━━━━━ Texto para leitura ━━━━━

Passaram mais de quatro meses desdes as últimas eleições para a Assembleia da República período atribulado da política, com derrube do Governo do PSD e CDS, tomada de posse de António Costa, dissolução da coligação de direita, discussão com Bruxelas dp orçamento para 2016 e a sua aprovação por uma maioria de esquerda hostilizada por tudo quanto é direita. Entretanto, Passos Coelho, após dissolução da coligação divaga por aí vestindo ainda a fatiota de primeiro-ministro sem saber bem o que lhe aconteceu a não ser que foi eleito por larga maioria para líder do PSD coisa de que mais tarde, esperemos, não se venha a arrepender. E agora também a sua antiga ministra das finanças envolta em problemas de ética por ter arranjado um tacho numa empresa com que teve relações e contactos enquato ministra.

━━━━━ Dados apresentados ━━━━━

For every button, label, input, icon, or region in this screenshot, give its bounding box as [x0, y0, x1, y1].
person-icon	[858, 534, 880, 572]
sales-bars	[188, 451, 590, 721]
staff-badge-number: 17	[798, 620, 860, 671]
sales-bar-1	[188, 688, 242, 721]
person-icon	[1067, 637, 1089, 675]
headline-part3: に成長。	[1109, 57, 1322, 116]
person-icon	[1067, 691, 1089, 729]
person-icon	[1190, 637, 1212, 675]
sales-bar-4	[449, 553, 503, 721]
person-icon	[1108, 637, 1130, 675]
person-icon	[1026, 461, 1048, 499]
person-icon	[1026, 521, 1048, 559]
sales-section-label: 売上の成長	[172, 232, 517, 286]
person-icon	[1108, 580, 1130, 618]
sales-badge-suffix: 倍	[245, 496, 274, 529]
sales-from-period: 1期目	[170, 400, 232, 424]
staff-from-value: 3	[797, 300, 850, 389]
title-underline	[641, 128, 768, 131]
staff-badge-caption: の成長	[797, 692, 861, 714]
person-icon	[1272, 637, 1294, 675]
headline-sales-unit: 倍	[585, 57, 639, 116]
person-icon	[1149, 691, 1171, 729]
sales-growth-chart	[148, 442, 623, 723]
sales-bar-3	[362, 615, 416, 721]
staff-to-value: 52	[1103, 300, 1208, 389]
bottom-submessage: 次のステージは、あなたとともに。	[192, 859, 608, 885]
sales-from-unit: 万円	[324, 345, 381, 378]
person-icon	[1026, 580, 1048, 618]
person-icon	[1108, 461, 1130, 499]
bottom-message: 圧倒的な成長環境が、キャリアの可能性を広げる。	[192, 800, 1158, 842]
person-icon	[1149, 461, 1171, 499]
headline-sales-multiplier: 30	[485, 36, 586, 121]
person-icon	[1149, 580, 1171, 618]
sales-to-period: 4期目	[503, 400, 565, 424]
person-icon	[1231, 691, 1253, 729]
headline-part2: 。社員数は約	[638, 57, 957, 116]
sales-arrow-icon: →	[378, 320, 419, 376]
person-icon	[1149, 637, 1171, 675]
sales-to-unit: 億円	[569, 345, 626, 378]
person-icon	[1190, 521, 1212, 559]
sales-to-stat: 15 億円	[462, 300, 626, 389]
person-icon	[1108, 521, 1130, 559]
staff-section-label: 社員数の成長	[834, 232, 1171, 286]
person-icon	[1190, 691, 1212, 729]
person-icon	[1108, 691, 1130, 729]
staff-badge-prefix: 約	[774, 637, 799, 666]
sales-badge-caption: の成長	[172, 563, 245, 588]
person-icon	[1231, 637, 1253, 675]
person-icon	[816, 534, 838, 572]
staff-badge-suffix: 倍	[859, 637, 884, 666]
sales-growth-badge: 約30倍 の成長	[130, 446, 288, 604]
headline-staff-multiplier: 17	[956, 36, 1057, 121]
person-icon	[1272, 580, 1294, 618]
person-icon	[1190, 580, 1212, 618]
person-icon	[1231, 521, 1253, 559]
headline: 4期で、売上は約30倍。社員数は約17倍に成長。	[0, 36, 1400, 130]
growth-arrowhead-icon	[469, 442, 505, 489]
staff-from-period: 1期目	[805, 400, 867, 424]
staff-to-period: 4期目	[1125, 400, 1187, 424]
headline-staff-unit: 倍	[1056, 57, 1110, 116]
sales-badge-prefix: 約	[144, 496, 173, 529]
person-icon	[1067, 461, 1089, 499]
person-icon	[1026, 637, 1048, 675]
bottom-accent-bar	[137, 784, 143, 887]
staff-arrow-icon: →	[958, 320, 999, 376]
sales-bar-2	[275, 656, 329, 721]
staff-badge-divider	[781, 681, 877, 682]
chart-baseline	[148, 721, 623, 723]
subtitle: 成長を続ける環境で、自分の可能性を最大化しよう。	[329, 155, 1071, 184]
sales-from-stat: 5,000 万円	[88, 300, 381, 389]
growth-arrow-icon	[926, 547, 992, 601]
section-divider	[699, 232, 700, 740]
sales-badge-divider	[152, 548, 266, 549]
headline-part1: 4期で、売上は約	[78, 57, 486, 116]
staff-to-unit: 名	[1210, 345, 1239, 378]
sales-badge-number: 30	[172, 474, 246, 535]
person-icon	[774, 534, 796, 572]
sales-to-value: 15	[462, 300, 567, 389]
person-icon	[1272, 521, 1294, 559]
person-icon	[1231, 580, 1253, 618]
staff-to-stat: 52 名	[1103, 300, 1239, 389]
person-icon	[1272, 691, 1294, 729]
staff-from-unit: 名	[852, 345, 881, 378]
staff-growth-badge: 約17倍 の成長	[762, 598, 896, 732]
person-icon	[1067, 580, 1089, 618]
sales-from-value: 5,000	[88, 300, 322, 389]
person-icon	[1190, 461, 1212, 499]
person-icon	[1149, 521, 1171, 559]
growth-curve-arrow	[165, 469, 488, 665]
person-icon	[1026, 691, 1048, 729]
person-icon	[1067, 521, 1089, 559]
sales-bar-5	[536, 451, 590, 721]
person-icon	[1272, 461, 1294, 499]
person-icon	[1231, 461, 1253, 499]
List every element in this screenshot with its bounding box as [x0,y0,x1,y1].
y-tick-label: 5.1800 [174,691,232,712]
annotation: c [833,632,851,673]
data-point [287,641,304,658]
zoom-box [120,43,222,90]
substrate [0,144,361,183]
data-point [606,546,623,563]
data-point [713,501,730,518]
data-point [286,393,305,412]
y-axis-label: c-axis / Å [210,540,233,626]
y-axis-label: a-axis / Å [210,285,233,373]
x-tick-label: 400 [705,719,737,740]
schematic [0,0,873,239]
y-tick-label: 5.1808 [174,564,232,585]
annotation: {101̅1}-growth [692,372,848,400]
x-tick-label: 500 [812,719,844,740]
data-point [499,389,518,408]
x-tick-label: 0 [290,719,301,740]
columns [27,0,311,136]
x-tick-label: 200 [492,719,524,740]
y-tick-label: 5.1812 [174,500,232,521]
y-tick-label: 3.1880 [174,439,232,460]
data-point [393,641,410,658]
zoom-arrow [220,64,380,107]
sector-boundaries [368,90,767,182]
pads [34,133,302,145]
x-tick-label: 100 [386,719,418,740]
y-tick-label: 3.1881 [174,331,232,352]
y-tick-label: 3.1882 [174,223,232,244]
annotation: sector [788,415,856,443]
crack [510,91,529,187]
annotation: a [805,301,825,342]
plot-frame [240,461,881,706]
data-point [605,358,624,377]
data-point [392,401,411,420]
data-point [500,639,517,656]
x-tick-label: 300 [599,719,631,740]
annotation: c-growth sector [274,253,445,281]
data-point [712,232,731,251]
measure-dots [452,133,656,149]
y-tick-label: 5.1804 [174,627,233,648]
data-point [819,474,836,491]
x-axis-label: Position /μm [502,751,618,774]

━━━━━

**Tarefa atribuída A**: Edite o trecho do texto sobre a política portuguesa que começa em "Passaram mais de" e segue até "contactos enquato ministra.", trocando "coligação" por "aliança".
**Tarefa atribuída B**: Dê continuidade ao texto sobre a política portuguesa a partir da sua última frase.

**Resposta escrita A**:
Passaram mais de quatro meses desdes as últimas eleições para a Assembleia da República período atribulado da política, com derrube do Governo do PSD e CDS, tomada de posse de António Costa, dissolução da aliança de direita, discussão com Bruxelas dp orçamento para 2016 e a sua aprovação por uma maioria de esquerda hostilizada por tudo quanto é direita. Entretanto, Passos Coelho, após dissolução da aliança divaga por aí vestindo ainda a fatiota de primeiro-ministro sem saber bem o que lhe aconteceu a não ser que foi eleito por larga maioria para líder do PSD coisa de que mais tarde, esperemos, não se venha a arrepender. E agora também a sua antiga ministra das finanças envolta em problemas de ética por ter arranjado um tacho numa empresa com que teve relações e contactos enquato ministra.

**Resposta escrita B**:
Durante este tempo dediquei-me a escrever um trabalho sobre o comportamento eleitoral do voto os partidos com assento na Assembleia da Repúblicano que se enquadra no âmbito da geografia eleitoral, e estatística comparativa, partindo dos resultados eleitorais de outubro de 2015 em Portugal continental. Para os eventualemnte curiosos e interessados podem consultar em Comportamento eleitoral e indicadores regionais.pdf
É um trabalho que, por ser especializado e técnico, interessará a muito poucos, e enfadonho para a maior parte das pessoas. Contudo, oportunamente, redigirei um texto mais acessível e de fácil compreensão para a maior parte das pessoas.
Até lá há outra vida para além da dívida, do défice, da economia e da sociologia que condicionam a mudança nas intenções do voto.